#### Job
Give all of the lines again, with nothing added or dropped.

#### Stored rows

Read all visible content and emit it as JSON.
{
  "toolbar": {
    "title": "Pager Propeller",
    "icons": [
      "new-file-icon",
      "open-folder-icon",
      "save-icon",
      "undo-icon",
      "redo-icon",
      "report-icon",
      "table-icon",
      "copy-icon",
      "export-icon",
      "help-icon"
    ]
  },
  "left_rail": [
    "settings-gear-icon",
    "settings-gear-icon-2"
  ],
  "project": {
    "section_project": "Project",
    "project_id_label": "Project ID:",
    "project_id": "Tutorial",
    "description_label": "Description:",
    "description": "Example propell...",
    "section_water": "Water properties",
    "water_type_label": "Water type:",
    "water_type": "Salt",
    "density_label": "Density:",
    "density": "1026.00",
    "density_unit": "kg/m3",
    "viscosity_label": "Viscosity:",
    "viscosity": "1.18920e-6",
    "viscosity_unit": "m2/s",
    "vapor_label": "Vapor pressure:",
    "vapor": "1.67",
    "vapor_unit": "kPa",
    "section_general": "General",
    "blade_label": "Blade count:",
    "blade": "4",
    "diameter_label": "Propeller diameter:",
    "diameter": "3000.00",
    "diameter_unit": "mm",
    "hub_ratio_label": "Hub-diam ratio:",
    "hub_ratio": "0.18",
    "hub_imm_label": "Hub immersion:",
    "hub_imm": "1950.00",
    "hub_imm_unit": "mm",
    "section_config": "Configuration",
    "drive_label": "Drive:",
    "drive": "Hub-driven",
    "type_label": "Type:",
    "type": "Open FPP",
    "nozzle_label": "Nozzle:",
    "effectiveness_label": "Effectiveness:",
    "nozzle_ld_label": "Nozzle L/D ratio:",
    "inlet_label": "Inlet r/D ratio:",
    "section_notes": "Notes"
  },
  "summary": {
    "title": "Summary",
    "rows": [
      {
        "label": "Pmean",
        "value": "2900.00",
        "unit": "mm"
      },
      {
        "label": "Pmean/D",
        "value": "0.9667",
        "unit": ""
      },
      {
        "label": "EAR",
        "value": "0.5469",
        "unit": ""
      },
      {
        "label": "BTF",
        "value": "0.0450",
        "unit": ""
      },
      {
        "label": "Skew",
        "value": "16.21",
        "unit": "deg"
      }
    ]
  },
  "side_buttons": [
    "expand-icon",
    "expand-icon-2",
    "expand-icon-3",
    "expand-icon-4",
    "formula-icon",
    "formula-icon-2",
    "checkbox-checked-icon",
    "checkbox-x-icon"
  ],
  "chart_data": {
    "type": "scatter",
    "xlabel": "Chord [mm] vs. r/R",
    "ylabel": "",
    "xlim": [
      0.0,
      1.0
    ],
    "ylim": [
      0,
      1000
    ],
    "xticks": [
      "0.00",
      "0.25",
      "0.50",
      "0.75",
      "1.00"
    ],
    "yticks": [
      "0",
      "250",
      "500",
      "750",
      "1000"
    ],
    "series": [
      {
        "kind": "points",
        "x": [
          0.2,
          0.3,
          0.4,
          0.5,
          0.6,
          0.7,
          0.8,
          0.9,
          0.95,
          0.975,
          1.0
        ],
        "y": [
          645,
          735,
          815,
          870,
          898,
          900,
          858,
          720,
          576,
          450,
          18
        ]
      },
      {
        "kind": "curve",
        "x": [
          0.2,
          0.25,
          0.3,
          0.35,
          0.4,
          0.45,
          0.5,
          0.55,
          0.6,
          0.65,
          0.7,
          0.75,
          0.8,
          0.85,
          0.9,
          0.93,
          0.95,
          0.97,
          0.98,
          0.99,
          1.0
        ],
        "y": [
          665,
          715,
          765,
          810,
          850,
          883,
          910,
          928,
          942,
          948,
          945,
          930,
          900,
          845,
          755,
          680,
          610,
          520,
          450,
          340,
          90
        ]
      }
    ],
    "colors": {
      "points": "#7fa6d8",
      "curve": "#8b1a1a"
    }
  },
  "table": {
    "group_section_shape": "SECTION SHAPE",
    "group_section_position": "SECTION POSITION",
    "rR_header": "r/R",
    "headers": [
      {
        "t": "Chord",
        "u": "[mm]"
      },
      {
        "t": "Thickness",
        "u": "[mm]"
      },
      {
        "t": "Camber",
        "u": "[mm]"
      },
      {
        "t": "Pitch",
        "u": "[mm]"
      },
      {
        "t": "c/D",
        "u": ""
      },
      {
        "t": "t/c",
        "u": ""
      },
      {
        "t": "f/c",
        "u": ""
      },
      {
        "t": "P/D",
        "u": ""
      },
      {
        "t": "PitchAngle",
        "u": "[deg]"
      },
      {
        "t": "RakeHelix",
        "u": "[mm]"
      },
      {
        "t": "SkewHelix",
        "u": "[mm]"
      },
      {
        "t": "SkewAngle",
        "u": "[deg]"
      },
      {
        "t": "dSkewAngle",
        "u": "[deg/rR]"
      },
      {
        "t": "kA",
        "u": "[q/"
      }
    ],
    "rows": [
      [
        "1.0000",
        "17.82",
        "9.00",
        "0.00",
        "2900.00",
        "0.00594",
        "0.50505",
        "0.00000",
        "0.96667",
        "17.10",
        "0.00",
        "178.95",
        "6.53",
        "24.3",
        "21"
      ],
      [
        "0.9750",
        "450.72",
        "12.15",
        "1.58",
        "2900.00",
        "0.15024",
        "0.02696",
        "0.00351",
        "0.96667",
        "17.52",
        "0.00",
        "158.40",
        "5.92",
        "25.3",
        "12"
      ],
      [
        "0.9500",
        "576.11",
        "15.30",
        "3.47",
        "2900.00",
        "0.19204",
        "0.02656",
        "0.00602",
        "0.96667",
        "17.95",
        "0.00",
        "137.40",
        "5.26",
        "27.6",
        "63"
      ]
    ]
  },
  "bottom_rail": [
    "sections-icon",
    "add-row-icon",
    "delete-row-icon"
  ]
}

#### Solution to the problem
Read all visible content and emit it as JSON.
{
  "toolbar": {
    "title": "Pager Propeller",
    "icons": [
      "new-file-icon",
      "open-folder-icon",
      "save-icon",
      "undo-icon",
      "redo-icon",
      "report-icon",
      "table-icon",
      "copy-icon",
      "export-icon",
      "help-icon"
    ]
  },
  "left_rail": [
    "settings-gear-icon",
    "settings-gear-icon-2"
  ],
  "project": {
    "section_project": "Project",
    "project_id_label": "Project ID:",
    "project_id": "Tutorial",
    "description_label": "Description:",
    "description": "Example propell...",
    "section_water": "Water properties",
    "water_type_label": "Water type:",
    "water_type": "Salt",
    "density_label": "Density:",
    "density": "1026.00",
    "density_unit": "kg/m3",
    "viscosity_label": "Viscosity:",
    "viscosity": "1.18920e-6",
    "viscosity_unit": "m2/s",
    "vapor_label": "Vapor pressure:",
    "vapor": "1.67",
    "vapor_unit": "kPa",
    "section_general": "General",
    "blade_label": "Blade count:",
    "blade": "4",
    "diameter_label": "Propeller diameter:",
    "diameter": "3000.00",
    "diameter_unit": "mm",
    "hub_ratio_label": "Hub-diam ratio:",
    "hub_ratio": "0.18",
    "hub_imm_label": "Hub immersion:",
    "hub_imm": "1950.00",
    "hub_imm_unit": "mm",
    "section_config": "Configuration",
    "drive_label": "Drive:",
    "drive": "Hub-driven",
    "type_label": "Type:",
    "type": "Open FPP",
    "nozzle_label": "Nozzle:",
    "effectiveness_label": "Effectiveness:",
    "nozzle_ld_label": "Nozzle L/D ratio:",
    "inlet_label": "Inlet r/D ratio:",
    "section_notes": "Notes"
  },
  "summary": {
    "title": "Summary",
    "rows": [
      {
        "label": "Pmean",
        "value": "2900.00",
        "unit": "mm"
      },
      {
        "label": "Pmean/D",
        "value": "0.9667",
        "unit": ""
      },
      {
        "label": "EAR",
        "value": "0.5469",
        "unit": ""
      },
      {
        "label": "BTF",
        "value": "0.0450",
        "unit": ""
      },
      {
        "label": "Skew",
        "value": "16.21",
        "unit": "deg"
      }
    ]
  },
  "side_buttons": [
    "expand-icon",
    "expand-icon-2",
    "expand-icon-3",
    "expand-icon-4",
    "formula-icon",
    "formula-icon-2",
    "checkbox-checked-icon",
    "checkbox-x-icon"
  ],
  "chart_data": {
    "type": "scatter",
    "xlabel": "Chord [mm] vs. r/R",
    "ylabel": "",
    "xlim": [
      0.0,
      1.0
    ],
    "ylim": [
      0,
      1000
    ],
    "xticks": [
      "0.00",
      "0.25",
      "0.50",
      "0.75",
      "1.00"
    ],
    "yticks": [
      "0",
      "250",
      "500",
      "750",
      "1000"
    ],
    "series": [
      {
        "kind": "points",
        "x": [
          0.2,
          0.3,
          0.4,
          0.5,
          0.6,
          0.7,
          0.8,
          0.9,
          0.95,
          0.975,
          1.0
        ],
        "y": [
          645,
          735,
          815,
          870,
          898,
          900,
          858,
          720,
          576,
          450,
          18
        ]
      },
      {
        "kind": "curve",
        "x": [
          0.2,
          0.25,
          0.3,
          0.35,
          0.4,
          0.45,
          0.5,
          0.55,
          0.6,
          0.65,
          0.7,
          0.75,
          0.8,
          0.85,
          0.9,
          0.93,
          0.95,
          0.97,
          0.98,
          0.99,
          1.0
        ],
        "y": [
          665,
          715,
          765,
          810,
          850,
          883,
          910,
          928,
          942,
          948,
          945,
          930,
          900,
          845,
          755,
          680,
          610,
          520,
          450,
          340,
          90
        ]
      }
    ],
    "colors": {
      "points": "#7fa6d8",
      "curve": "#8b1a1a"
    }
  },
  "table": {
    "group_section_shape": "SECTION SHAPE",
    "group_section_position": "SECTION POSITION",
    "rR_header": "r/R",
    "headers": [
      {
        "t": "Chord",
        "u": "[mm]"
      },
      {
        "t": "Thickness",
        "u": "[mm]"
      },
      {
        "t": "Camber",
        "u": "[mm]"
      },
      {
        "t": "Pitch",
        "u": "[mm]"
      },
      {
        "t": "c/D",
        "u": ""
      },
      {
        "t": "t/c",
        "u": ""
      },
      {
        "t": "f/c",
        "u": ""
      },
      {
        "t": "P/D",
        "u": ""
      },
      {
        "t": "PitchAngle",
        "u": "[deg]"
      },
      {
        "t": "RakeHelix",
        "u": "[mm]"
      },
      {
        "t": "SkewHelix",
        "u": "[mm]"
      },
      {
        "t": "SkewAngle",
        "u": "[deg]"
      },
      {
        "t": "dSkewAngle",
        "u": "[deg/rR]"
      },
      {
        "t": "kA",
        "u": "[q/"
      }
    ],
    "rows": [
      [
        "1.0000",
        "17.82",
        "9.00",
        "0.00",
        "2900.00",
        "0.00594",
        "0.50505",
        "0.00000",
        "0.96667",
        "17.10",
        "0.00",
        "178.95",
        "6.53",
        "24.3",
        "21"
      ],
      [
        "0.9750",
        "450.72",
        "12.15",
        "1.58",
        "2900.00",
        "0.15024",
        "0.02696",
        "0.00351",
        "0.96667",
        "17.52",
        "0.00",
        "158.40",
        "5.92",
        "25.3",
        "12"
      ],
      [
        "0.9500",
        "576.11",
        "15.30",
        "3.47",
        "2900.00",
        "0.19204",
        "0.02656",
        "0.00602",
        "0.96667",
        "17.95",
        "0.00",
        "137.40",
        "5.26",
        "27.6",
        "63"
      ]
    ]
  },
  "bottom_rail": [
    "sections-icon",
    "add-row-icon",
    "delete-row-icon"
  ]
}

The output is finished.